• EXERCISE DESCRIPTION: Copy out the entries in full and with complete accuracy; pictures are excluded.

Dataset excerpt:
════

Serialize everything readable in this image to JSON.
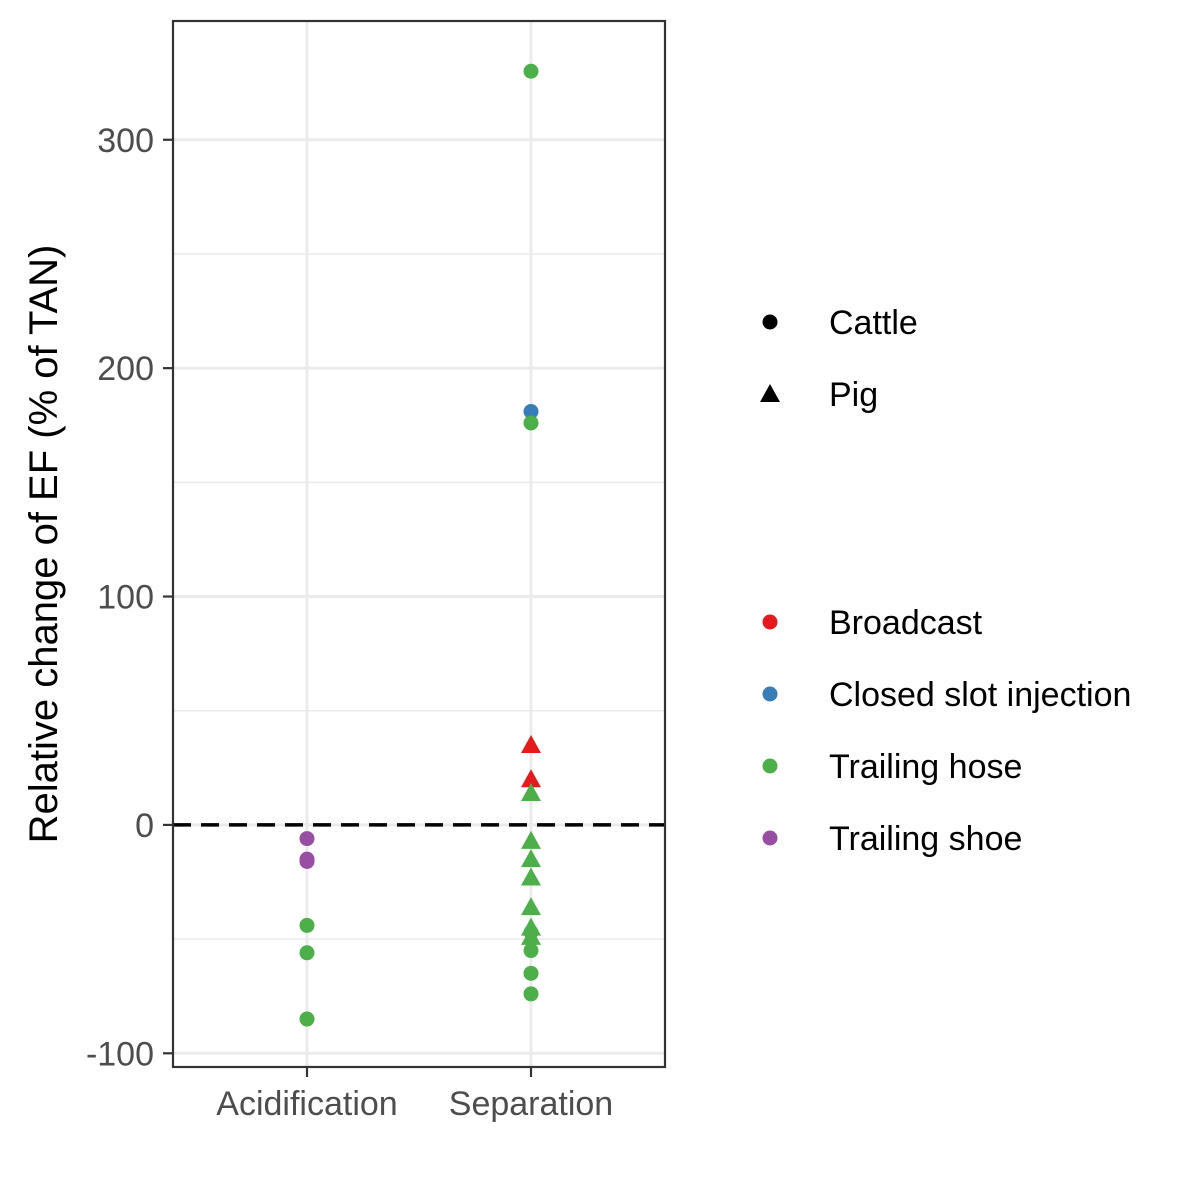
{
  "chart_data": {
    "type": "scatter",
    "title": "",
    "xlabel": "",
    "ylabel": "Relative change of EF (% of TAN)",
    "categories": [
      "Acidification",
      "Separation"
    ],
    "ylim": [
      -106,
      352
    ],
    "yticks": [
      -100,
      0,
      100,
      200,
      300
    ],
    "reference_line": {
      "y": 0,
      "style": "dashed"
    },
    "grid": true,
    "legend_position": "right",
    "shape_legend": [
      {
        "label": "Cattle",
        "shape": "circle"
      },
      {
        "label": "Pig",
        "shape": "triangle"
      }
    ],
    "color_legend": [
      {
        "label": "Broadcast",
        "color": "#e41a1c"
      },
      {
        "label": "Closed slot injection",
        "color": "#377eb8"
      },
      {
        "label": "Trailing hose",
        "color": "#4daf4a"
      },
      {
        "label": "Trailing shoe",
        "color": "#984ea3"
      }
    ],
    "points": [
      {
        "category": "Acidification",
        "y": -6,
        "animal": "Cattle",
        "method": "Trailing shoe"
      },
      {
        "category": "Acidification",
        "y": -15,
        "animal": "Cattle",
        "method": "Trailing shoe"
      },
      {
        "category": "Acidification",
        "y": -16,
        "animal": "Cattle",
        "method": "Trailing shoe"
      },
      {
        "category": "Acidification",
        "y": -44,
        "animal": "Cattle",
        "method": "Trailing hose"
      },
      {
        "category": "Acidification",
        "y": -56,
        "animal": "Cattle",
        "method": "Trailing hose"
      },
      {
        "category": "Acidification",
        "y": -85,
        "animal": "Cattle",
        "method": "Trailing hose"
      },
      {
        "category": "Separation",
        "y": 330,
        "animal": "Cattle",
        "method": "Trailing hose"
      },
      {
        "category": "Separation",
        "y": 181,
        "animal": "Cattle",
        "method": "Closed slot injection"
      },
      {
        "category": "Separation",
        "y": 176,
        "animal": "Cattle",
        "method": "Trailing hose"
      },
      {
        "category": "Separation",
        "y": 35,
        "animal": "Pig",
        "method": "Broadcast"
      },
      {
        "category": "Separation",
        "y": 20,
        "animal": "Pig",
        "method": "Broadcast"
      },
      {
        "category": "Separation",
        "y": 14,
        "animal": "Pig",
        "method": "Trailing hose"
      },
      {
        "category": "Separation",
        "y": -7,
        "animal": "Pig",
        "method": "Trailing hose"
      },
      {
        "category": "Separation",
        "y": -15,
        "animal": "Pig",
        "method": "Trailing hose"
      },
      {
        "category": "Separation",
        "y": -23,
        "animal": "Pig",
        "method": "Trailing hose"
      },
      {
        "category": "Separation",
        "y": -36,
        "animal": "Pig",
        "method": "Trailing hose"
      },
      {
        "category": "Separation",
        "y": -45,
        "animal": "Pig",
        "method": "Trailing hose"
      },
      {
        "category": "Separation",
        "y": -49,
        "animal": "Pig",
        "method": "Trailing hose"
      },
      {
        "category": "Separation",
        "y": -47,
        "animal": "Cattle",
        "method": "Trailing hose"
      },
      {
        "category": "Separation",
        "y": -55,
        "animal": "Cattle",
        "method": "Trailing hose"
      },
      {
        "category": "Separation",
        "y": -65,
        "animal": "Cattle",
        "method": "Trailing hose"
      },
      {
        "category": "Separation",
        "y": -74,
        "animal": "Cattle",
        "method": "Trailing hose"
      }
    ]
  }
}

════

• TASK RESPONSE:
Serialize everything readable in this image to JSON.
{
  "chart_data": {
    "type": "scatter",
    "title": "",
    "xlabel": "",
    "ylabel": "Relative change of EF (% of TAN)",
    "categories": [
      "Acidification",
      "Separation"
    ],
    "ylim": [
      -106,
      352
    ],
    "yticks": [
      -100,
      0,
      100,
      200,
      300
    ],
    "reference_line": {
      "y": 0,
      "style": "dashed"
    },
    "grid": true,
    "legend_position": "right",
    "shape_legend": [
      {
        "label": "Cattle",
        "shape": "circle"
      },
      {
        "label": "Pig",
        "shape": "triangle"
      }
    ],
    "color_legend": [
      {
        "label": "Broadcast",
        "color": "#e41a1c"
      },
      {
        "label": "Closed slot injection",
        "color": "#377eb8"
      },
      {
        "label": "Trailing hose",
        "color": "#4daf4a"
      },
      {
        "label": "Trailing shoe",
        "color": "#984ea3"
      }
    ],
    "points": [
      {
        "category": "Acidification",
        "y": -6,
        "animal": "Cattle",
        "method": "Trailing shoe"
      },
      {
        "category": "Acidification",
        "y": -15,
        "animal": "Cattle",
        "method": "Trailing shoe"
      },
      {
        "category": "Acidification",
        "y": -16,
        "animal": "Cattle",
        "method": "Trailing shoe"
      },
      {
        "category": "Acidification",
        "y": -44,
        "animal": "Cattle",
        "method": "Trailing hose"
      },
      {
        "category": "Acidification",
        "y": -56,
        "animal": "Cattle",
        "method": "Trailing hose"
      },
      {
        "category": "Acidification",
        "y": -85,
        "animal": "Cattle",
        "method": "Trailing hose"
      },
      {
        "category": "Separation",
        "y": 330,
        "animal": "Cattle",
        "method": "Trailing hose"
      },
      {
        "category": "Separation",
        "y": 181,
        "animal": "Cattle",
        "method": "Closed slot injection"
      },
      {
        "category": "Separation",
        "y": 176,
        "animal": "Cattle",
        "method": "Trailing hose"
      },
      {
        "category": "Separation",
        "y": 35,
        "animal": "Pig",
        "method": "Broadcast"
      },
      {
        "category": "Separation",
        "y": 20,
        "animal": "Pig",
        "method": "Broadcast"
      },
      {
        "category": "Separation",
        "y": 14,
        "animal": "Pig",
        "method": "Trailing hose"
      },
      {
        "category": "Separation",
        "y": -7,
        "animal": "Pig",
        "method": "Trailing hose"
      },
      {
        "category": "Separation",
        "y": -15,
        "animal": "Pig",
        "method": "Trailing hose"
      },
      {
        "category": "Separation",
        "y": -23,
        "animal": "Pig",
        "method": "Trailing hose"
      },
      {
        "category": "Separation",
        "y": -36,
        "animal": "Pig",
        "method": "Trailing hose"
      },
      {
        "category": "Separation",
        "y": -45,
        "animal": "Pig",
        "method": "Trailing hose"
      },
      {
        "category": "Separation",
        "y": -49,
        "animal": "Pig",
        "method": "Trailing hose"
      },
      {
        "category": "Separation",
        "y": -47,
        "animal": "Cattle",
        "method": "Trailing hose"
      },
      {
        "category": "Separation",
        "y": -55,
        "animal": "Cattle",
        "method": "Trailing hose"
      },
      {
        "category": "Separation",
        "y": -65,
        "animal": "Cattle",
        "method": "Trailing hose"
      },
      {
        "category": "Separation",
        "y": -74,
        "animal": "Cattle",
        "method": "Trailing hose"
      }
    ]
  }
}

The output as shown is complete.